→ PROMPT:
Without the pictures, give the entries below again exactly as written.

----------

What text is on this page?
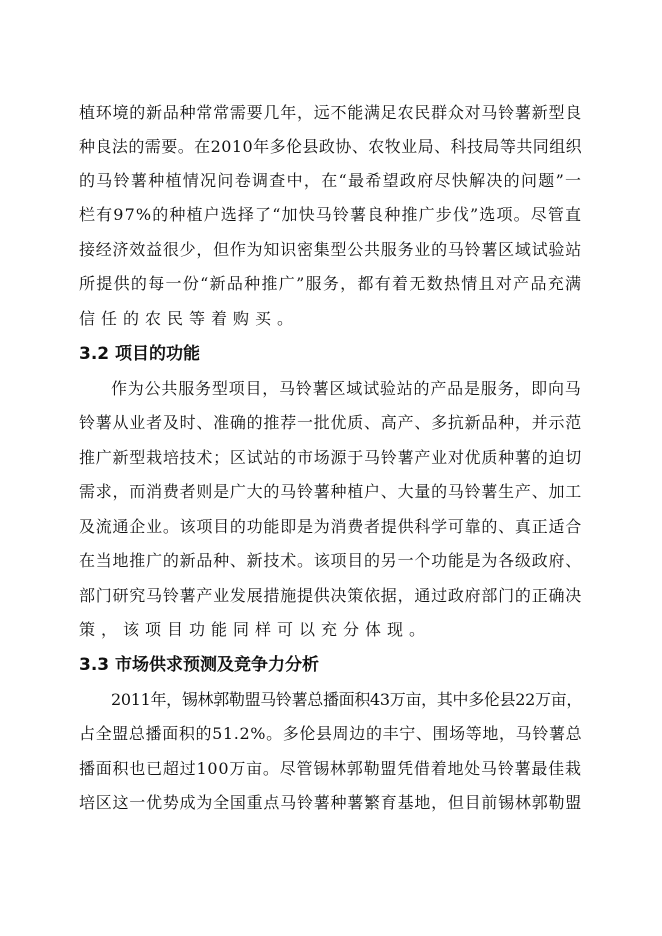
植环境的新品种常常需要几年，远不能满足农民群众对马铃薯新型良
种良法的需要。在2010年多伦县政协、农牧业局、科技局等共同组织
的马铃薯种植情况问卷调查中，在“最希望政府尽快解决的问题”一
栏有97%的种植户选择了“加快马铃薯良种推广步伐”选项。尽管直
接经济效益很少，但作为知识密集型公共服务业的马铃薯区域试验站
所提供的每一份“新品种推广”服务，都有着无数热情且对产品充满
信任的农民等着购买。
3.2 项目的功能
作为公共服务型项目，马铃薯区域试验站的产品是服务，即向马
铃薯从业者及时、准确的推荐一批优质、高产、多抗新品种，并示范
推广新型栽培技术；区试站的市场源于马铃薯产业对优质种薯的迫切
需求，而消费者则是广大的马铃薯种植户、大量的马铃薯生产、加工
及流通企业。该项目的功能即是为消费者提供科学可靠的、真正适合
在当地推广的新品种、新技术。该项目的另一个功能是为各级政府、
部门研究马铃薯产业发展措施提供决策依据，通过政府部门的正确决
策，该项目功能同样可以充分体现。
3.3 市场供求预测及竞争力分析
2011年，锡林郭勒盟马铃薯总播面积43万亩，其中多伦县22万亩，
占全盟总播面积的51.2%。多伦县周边的丰宁、围场等地，马铃薯总
播面积也已超过100万亩。尽管锡林郭勒盟凭借着地处马铃薯最佳栽
培区这一优势成为全国重点马铃薯种薯繁育基地，但目前锡林郭勒盟
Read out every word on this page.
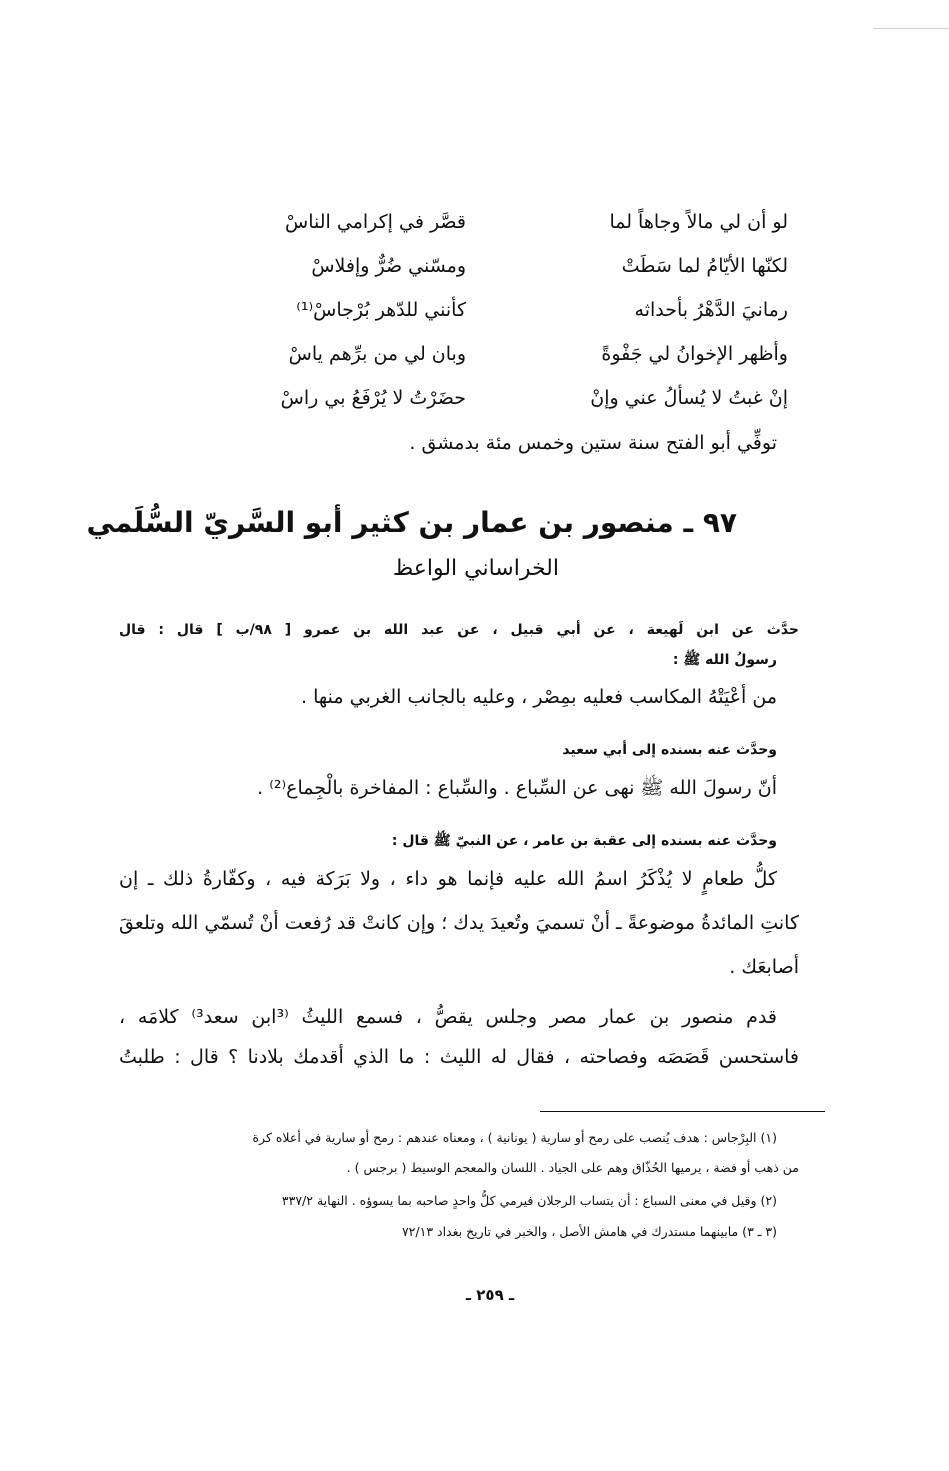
لو أن لي مالاً وجاهاً لما
قصَّر في إكرامي الناسْ
لكنّها الأيّامُ لما سَطَتْ
ومسّني ضُرٌّ وإفلاسْ
رمانيَ الدَّهْرُ بأحداثه
كأنني للدّهر بُرْجاسْ⁽¹⁾
وأظهر الإخوانُ لي جَفْوةً
وبان لي من برِّهم ياسْ
إنْ غبتُ لا يُسألُ عني وإنْ
حضَرْتُ لا يُرْفَعُ بي راسْ
توفِّي أبو الفتح سنة ستين وخمس مئة بدمشق .
٩٧ ـ منصور بن عمار بن كثير أبو السَّريّ السُّلَمي
الخراساني الواعظ
حدَّث عن ابن لَهيعة ، عن أبي قبيل ، عن عبد الله بن عمرو [ ٩٨/ب ] قال : قال
رسولُ الله ﷺ :
من أعْيَتْهُ المكاسب فعليه بمِصْر ، وعليه بالجانب الغربي منها .
وحدَّث عنه بسنده إلى أبي سعيد
أنّ رسولَ الله ﷺ نهى عن السِّباع . والسِّباع : المفاخرة بالْجِماع⁽²⁾ .
وحدَّث عنه بسنده إلى عقبة بن عامر ، عن النبيّ ﷺ قال :
كلُّ طعامٍ لا يُذْكَرُ اسمُ الله عليه فإنما هو داء ، ولا بَرَكة فيه ، وكفّارةُ ذلك ـ إن
كانتِ المائدةُ موضوعةً ـ أنْ تسميَ وتُعيدَ يدك ؛ وإن كانتْ قد رُفعت أنْ تُسمّي الله وتلعقَ
أصابعَك .
قدم منصور بن عمار مصر وجلس يقصُّ ، فسمع الليثُ ⁽³ابن سعد³⁾ كلامَه ،
فاستحسن قَصَصَه وفصاحته ، فقال له الليث : ما الذي أقدمك بلادنا ؟ قال : طلبتُ
(١) البِرْجاس : هدف يُنصب على رمح أو سارية ( يونانية ) ، ومعناه عندهم : رمح أو سارية في أعلاه كرة
من ذهب أو فضة ، يرميها الحُذّاق وهم على الجياد . اللسان والمعجم الوسيط ( برجس ) .
(٢) وقيل في معنى السباع : أن يتساب الرجلان فيرمي كلُّ واحدٍ صاحبه بما يسوؤه . النهاية ٣٣٧/٢
(٣ ـ ٣) مابينهما مستدرك في هامش الأصل ، والخبر في تاريخ بغداد ٧٢/١٣
ـ ٢٥٩ ـ
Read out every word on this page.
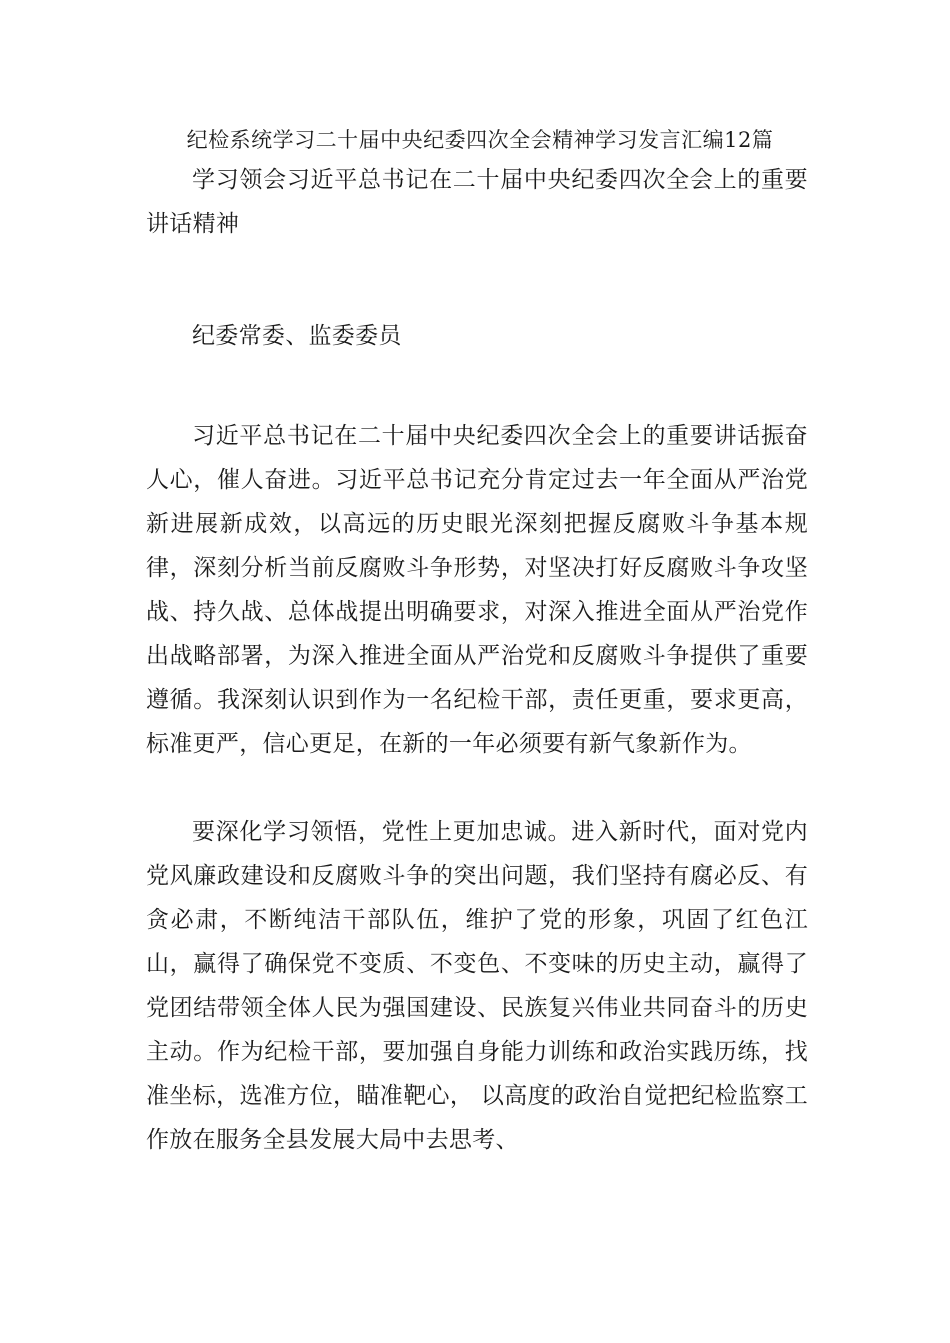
纪检系统学习二十届中央纪委四次全会精神学习发言汇编12篇

学习领会习近平总书记在二十届中央纪委四次全会上的重要讲话精神

纪委常委、监委委员

习近平总书记在二十届中央纪委四次全会上的重要讲话振奋人心，催人奋进。习近平总书记充分肯定过去一年全面从严治党新进展新成效，以高远的历史眼光深刻把握反腐败斗争基本规律，深刻分析当前反腐败斗争形势，对坚决打好反腐败斗争攻坚战、持久战、总体战提出明确要求，对深入推进全面从严治党作出战略部署，为深入推进全面从严治党和反腐败斗争提供了重要遵循。我深刻认识到作为一名纪检干部，责任更重，要求更高，标准更严，信心更足，在新的一年必须要有新气象新作为。

要深化学习领悟，党性上更加忠诚。进入新时代，面对党内党风廉政建设和反腐败斗争的突出问题，我们坚持有腐必反、有贪必肃，不断纯洁干部队伍，维护了党的形象，巩固了红色江山，赢得了确保党不变质、不变色、不变味的历史主动，赢得了党团结带领全体人民为强国建设、民族复兴伟业共同奋斗的历史主动。作为纪检干部，要加强自身能力训练和政治实践历练，找准坐标，选准方位，瞄准靶心， 以高度的政治自觉把纪检监察工作放在服务全县发展大局中去思考、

----------

→ SOLUTION:
What text is on this page?
植环境的新品种常常需要几年，远不能满足农民群众对马铃薯新型良
种良法的需要。在2010年多伦县政协、农牧业局、科技局等共同组织
的马铃薯种植情况问卷调查中，在“最希望政府尽快解决的问题”一
栏有97%的种植户选择了“加快马铃薯良种推广步伐”选项。尽管直
接经济效益很少，但作为知识密集型公共服务业的马铃薯区域试验站
所提供的每一份“新品种推广”服务，都有着无数热情且对产品充满
信任的农民等着购买。
3.2 项目的功能
作为公共服务型项目，马铃薯区域试验站的产品是服务，即向马
铃薯从业者及时、准确的推荐一批优质、高产、多抗新品种，并示范
推广新型栽培技术；区试站的市场源于马铃薯产业对优质种薯的迫切
需求，而消费者则是广大的马铃薯种植户、大量的马铃薯生产、加工
及流通企业。该项目的功能即是为消费者提供科学可靠的、真正适合
在当地推广的新品种、新技术。该项目的另一个功能是为各级政府、
部门研究马铃薯产业发展措施提供决策依据，通过政府部门的正确决
策，该项目功能同样可以充分体现。
3.3 市场供求预测及竞争力分析
2011年，锡林郭勒盟马铃薯总播面积43万亩，其中多伦县22万亩，
占全盟总播面积的51.2%。多伦县周边的丰宁、围场等地，马铃薯总
播面积也已超过100万亩。尽管锡林郭勒盟凭借着地处马铃薯最佳栽
培区这一优势成为全国重点马铃薯种薯繁育基地，但目前锡林郭勒盟
Read out every word on this page.
لو أن لي مالاً وجاهاً لما
قصَّر في إكرامي الناسْ
لكنّها الأيّامُ لما سَطَتْ
ومسّني ضُرٌّ وإفلاسْ
رمانيَ الدَّهْرُ بأحداثه
كأنني للدّهر بُرْجاسْ⁽¹⁾
وأظهر الإخوانُ لي جَفْوةً
وبان لي من برِّهم ياسْ
إنْ غبتُ لا يُسألُ عني وإنْ
حضَرْتُ لا يُرْفَعُ بي راسْ
توفِّي أبو الفتح سنة ستين وخمس مئة بدمشق .
٩٧ ـ منصور بن عمار بن كثير أبو السَّريّ السُّلَمي
الخراساني الواعظ
حدَّث عن ابن لَهيعة ، عن أبي قبيل ، عن عبد الله بن عمرو [ ٩٨/ب ] قال : قال
رسولُ الله ﷺ :
من أعْيَتْهُ المكاسب فعليه بمِصْر ، وعليه بالجانب الغربي منها .
وحدَّث عنه بسنده إلى أبي سعيد
أنّ رسولَ الله ﷺ نهى عن السِّباع . والسِّباع : المفاخرة بالْجِماع⁽²⁾ .
وحدَّث عنه بسنده إلى عقبة بن عامر ، عن النبيّ ﷺ قال :
كلُّ طعامٍ لا يُذْكَرُ اسمُ الله عليه فإنما هو داء ، ولا بَرَكة فيه ، وكفّارةُ ذلك ـ إن
كانتِ المائدةُ موضوعةً ـ أنْ تسميَ وتُعيدَ يدك ؛ وإن كانتْ قد رُفعت أنْ تُسمّي الله وتلعقَ
أصابعَك .
قدم منصور بن عمار مصر وجلس يقصُّ ، فسمع الليثُ ⁽³ابن سعد³⁾ كلامَه ،
فاستحسن قَصَصَه وفصاحته ، فقال له الليث : ما الذي أقدمك بلادنا ؟ قال : طلبتُ
(١) البِرْجاس : هدف يُنصب على رمح أو سارية ( يونانية ) ، ومعناه عندهم : رمح أو سارية في أعلاه كرة
من ذهب أو فضة ، يرميها الحُذّاق وهم على الجياد . اللسان والمعجم الوسيط ( برجس ) .
(٢) وقيل في معنى السباع : أن يتساب الرجلان فيرمي كلُّ واحدٍ صاحبه بما يسوؤه . النهاية ٣٣٧/٢
(٣ ـ ٣) مابينهما مستدرك في هامش الأصل ، والخبر في تاريخ بغداد ٧٢/١٣
ـ ٢٥٩ ـ
Read out every word on this page.
纪检系统学习二十届中央纪委四次全会精神学习发言汇编12篇

学习领会习近平总书记在二十届中央纪委四次全会上的重要讲话精神

纪委常委、监委委员

习近平总书记在二十届中央纪委四次全会上的重要讲话振奋人心，催人奋进。习近平总书记充分肯定过去一年全面从严治党新进展新成效，以高远的历史眼光深刻把握反腐败斗争基本规律，深刻分析当前反腐败斗争形势，对坚决打好反腐败斗争攻坚战、持久战、总体战提出明确要求，对深入推进全面从严治党作出战略部署，为深入推进全面从严治党和反腐败斗争提供了重要遵循。我深刻认识到作为一名纪检干部，责任更重，要求更高，标准更严，信心更足，在新的一年必须要有新气象新作为。

要深化学习领悟，党性上更加忠诚。进入新时代，面对党内党风廉政建设和反腐败斗争的突出问题，我们坚持有腐必反、有贪必肃，不断纯洁干部队伍，维护了党的形象，巩固了红色江山，赢得了确保党不变质、不变色、不变味的历史主动，赢得了党团结带领全体人民为强国建设、民族复兴伟业共同奋斗的历史主动。作为纪检干部，要加强自身能力训练和政治实践历练，找准坐标，选准方位，瞄准靶心， 以高度的政治自觉把纪检监察工作放在服务全县发展大局中去思考、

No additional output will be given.